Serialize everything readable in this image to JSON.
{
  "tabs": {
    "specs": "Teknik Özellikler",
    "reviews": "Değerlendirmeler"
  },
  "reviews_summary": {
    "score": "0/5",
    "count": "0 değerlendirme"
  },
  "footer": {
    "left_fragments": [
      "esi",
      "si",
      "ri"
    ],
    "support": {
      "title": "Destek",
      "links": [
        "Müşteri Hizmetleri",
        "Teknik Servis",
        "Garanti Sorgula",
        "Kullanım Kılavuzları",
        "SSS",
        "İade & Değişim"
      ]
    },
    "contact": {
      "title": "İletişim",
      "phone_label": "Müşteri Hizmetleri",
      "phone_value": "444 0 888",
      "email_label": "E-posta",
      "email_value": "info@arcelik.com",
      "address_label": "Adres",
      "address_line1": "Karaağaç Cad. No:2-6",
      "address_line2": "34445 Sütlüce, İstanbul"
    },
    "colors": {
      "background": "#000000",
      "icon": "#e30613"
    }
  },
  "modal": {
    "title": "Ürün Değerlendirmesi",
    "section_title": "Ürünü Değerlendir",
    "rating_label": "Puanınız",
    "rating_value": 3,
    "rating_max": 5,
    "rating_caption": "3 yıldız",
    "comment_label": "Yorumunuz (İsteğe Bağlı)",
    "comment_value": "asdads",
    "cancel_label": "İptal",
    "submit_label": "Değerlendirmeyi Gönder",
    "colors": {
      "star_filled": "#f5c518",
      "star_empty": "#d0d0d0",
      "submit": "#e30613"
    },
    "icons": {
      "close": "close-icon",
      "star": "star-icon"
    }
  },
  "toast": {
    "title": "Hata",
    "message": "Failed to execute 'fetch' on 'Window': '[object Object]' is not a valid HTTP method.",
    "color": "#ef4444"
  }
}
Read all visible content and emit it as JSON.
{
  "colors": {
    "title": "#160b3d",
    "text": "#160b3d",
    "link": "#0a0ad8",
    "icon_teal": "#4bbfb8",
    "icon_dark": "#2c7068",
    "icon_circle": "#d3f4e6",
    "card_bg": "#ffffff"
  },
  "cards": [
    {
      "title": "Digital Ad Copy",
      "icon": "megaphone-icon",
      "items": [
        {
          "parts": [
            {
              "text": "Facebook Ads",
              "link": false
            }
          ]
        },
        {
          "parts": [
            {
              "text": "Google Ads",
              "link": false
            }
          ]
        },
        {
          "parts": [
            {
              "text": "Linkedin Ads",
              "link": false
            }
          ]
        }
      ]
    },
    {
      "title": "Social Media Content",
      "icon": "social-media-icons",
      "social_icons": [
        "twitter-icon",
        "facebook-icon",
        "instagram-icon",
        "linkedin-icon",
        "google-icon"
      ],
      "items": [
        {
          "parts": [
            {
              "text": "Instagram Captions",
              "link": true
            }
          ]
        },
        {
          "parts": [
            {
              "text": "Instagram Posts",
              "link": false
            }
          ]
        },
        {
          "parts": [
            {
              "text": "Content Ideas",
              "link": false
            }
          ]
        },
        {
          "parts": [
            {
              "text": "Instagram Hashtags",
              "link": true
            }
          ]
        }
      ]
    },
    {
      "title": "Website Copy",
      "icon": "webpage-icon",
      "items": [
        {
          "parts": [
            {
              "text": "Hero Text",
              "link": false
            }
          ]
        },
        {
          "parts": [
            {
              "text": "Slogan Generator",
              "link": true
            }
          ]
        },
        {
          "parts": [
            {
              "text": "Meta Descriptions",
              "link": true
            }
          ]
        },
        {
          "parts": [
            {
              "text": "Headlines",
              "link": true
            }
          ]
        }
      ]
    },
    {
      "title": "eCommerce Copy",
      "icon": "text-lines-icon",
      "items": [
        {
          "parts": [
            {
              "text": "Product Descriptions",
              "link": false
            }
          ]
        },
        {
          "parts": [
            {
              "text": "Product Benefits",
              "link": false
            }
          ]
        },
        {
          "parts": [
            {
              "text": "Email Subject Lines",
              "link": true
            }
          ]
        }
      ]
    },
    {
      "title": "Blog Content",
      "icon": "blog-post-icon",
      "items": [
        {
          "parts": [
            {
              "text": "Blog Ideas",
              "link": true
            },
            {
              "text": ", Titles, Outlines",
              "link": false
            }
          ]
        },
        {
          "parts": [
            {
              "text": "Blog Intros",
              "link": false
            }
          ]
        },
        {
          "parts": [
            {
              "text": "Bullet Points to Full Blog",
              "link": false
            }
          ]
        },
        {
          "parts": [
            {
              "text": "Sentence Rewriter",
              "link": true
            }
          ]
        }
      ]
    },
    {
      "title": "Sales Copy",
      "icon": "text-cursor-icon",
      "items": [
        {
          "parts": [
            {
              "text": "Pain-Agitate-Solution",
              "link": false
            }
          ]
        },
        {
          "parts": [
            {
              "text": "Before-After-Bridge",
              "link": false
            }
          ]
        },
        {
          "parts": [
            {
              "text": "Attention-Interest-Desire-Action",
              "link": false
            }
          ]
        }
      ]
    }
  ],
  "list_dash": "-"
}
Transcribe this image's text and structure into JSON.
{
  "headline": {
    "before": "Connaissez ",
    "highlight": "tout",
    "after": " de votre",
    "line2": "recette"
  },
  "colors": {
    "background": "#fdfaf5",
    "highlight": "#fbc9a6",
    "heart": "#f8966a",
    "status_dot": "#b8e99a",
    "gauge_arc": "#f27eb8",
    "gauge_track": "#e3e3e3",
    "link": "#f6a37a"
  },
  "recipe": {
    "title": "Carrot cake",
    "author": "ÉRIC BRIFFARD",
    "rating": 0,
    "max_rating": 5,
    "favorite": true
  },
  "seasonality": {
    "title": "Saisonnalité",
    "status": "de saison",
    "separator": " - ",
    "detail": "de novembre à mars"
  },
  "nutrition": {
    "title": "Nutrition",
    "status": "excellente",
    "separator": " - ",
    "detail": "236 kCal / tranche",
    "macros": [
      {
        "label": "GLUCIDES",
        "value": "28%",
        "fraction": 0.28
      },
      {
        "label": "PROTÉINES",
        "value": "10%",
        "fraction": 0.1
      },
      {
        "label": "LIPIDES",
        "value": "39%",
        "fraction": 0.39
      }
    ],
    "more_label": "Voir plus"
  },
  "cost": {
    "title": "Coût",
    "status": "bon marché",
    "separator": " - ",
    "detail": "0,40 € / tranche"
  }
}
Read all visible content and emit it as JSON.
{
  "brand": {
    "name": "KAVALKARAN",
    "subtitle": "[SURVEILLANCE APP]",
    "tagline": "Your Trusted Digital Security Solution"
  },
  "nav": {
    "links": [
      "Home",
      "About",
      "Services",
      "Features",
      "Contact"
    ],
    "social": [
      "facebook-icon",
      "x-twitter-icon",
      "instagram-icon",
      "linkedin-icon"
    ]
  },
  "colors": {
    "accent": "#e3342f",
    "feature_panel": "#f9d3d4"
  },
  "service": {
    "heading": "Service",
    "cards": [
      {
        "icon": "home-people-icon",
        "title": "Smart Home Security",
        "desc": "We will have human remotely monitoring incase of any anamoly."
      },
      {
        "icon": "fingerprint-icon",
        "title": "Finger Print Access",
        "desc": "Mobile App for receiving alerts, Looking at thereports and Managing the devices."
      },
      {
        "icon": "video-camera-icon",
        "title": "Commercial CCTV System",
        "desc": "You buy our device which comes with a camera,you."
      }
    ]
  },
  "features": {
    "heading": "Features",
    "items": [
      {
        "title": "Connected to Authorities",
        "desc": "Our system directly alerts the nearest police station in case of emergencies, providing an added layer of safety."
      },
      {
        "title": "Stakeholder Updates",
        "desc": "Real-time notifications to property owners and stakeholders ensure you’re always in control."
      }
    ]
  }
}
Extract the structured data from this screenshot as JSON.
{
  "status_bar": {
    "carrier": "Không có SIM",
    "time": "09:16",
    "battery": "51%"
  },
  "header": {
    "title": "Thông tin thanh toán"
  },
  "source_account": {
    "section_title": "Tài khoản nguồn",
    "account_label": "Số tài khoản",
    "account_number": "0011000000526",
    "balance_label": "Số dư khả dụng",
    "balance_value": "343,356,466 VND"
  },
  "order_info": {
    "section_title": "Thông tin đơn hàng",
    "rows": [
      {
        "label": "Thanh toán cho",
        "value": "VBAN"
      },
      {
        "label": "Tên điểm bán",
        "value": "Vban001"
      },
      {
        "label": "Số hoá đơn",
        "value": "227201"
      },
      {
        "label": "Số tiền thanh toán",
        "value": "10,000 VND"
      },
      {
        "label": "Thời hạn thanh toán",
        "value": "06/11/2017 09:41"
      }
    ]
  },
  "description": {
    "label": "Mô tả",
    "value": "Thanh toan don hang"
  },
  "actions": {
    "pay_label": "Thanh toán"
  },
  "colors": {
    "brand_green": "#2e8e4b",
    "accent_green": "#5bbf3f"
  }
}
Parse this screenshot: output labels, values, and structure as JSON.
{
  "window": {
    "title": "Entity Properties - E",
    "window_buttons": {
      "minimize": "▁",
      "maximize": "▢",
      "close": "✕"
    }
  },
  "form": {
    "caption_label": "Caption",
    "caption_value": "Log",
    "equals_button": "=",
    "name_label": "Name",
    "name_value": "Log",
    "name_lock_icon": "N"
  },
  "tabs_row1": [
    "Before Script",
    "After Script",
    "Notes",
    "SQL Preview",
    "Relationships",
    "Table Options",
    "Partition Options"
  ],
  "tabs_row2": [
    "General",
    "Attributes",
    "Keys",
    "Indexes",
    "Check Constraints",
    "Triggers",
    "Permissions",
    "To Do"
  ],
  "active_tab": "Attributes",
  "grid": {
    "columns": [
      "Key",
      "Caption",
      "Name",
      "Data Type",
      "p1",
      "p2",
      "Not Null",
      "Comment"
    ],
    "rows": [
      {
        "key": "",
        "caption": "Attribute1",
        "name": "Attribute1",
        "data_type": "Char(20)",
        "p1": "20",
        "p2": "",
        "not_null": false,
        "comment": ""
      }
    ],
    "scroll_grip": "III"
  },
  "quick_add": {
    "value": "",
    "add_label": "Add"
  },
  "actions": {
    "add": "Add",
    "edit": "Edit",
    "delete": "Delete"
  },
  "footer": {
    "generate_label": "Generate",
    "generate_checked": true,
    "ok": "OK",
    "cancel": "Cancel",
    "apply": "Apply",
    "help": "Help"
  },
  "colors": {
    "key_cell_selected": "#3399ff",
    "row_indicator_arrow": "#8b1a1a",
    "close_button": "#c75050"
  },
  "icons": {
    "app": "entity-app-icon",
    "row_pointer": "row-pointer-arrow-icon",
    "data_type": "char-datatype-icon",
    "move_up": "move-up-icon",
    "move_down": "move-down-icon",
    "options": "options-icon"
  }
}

****************

> _STATED TASK_: Say, as a single number and nothing more, how many lines of the entries contain the word "khoản".

> _EXPECTED ANSWER_: 2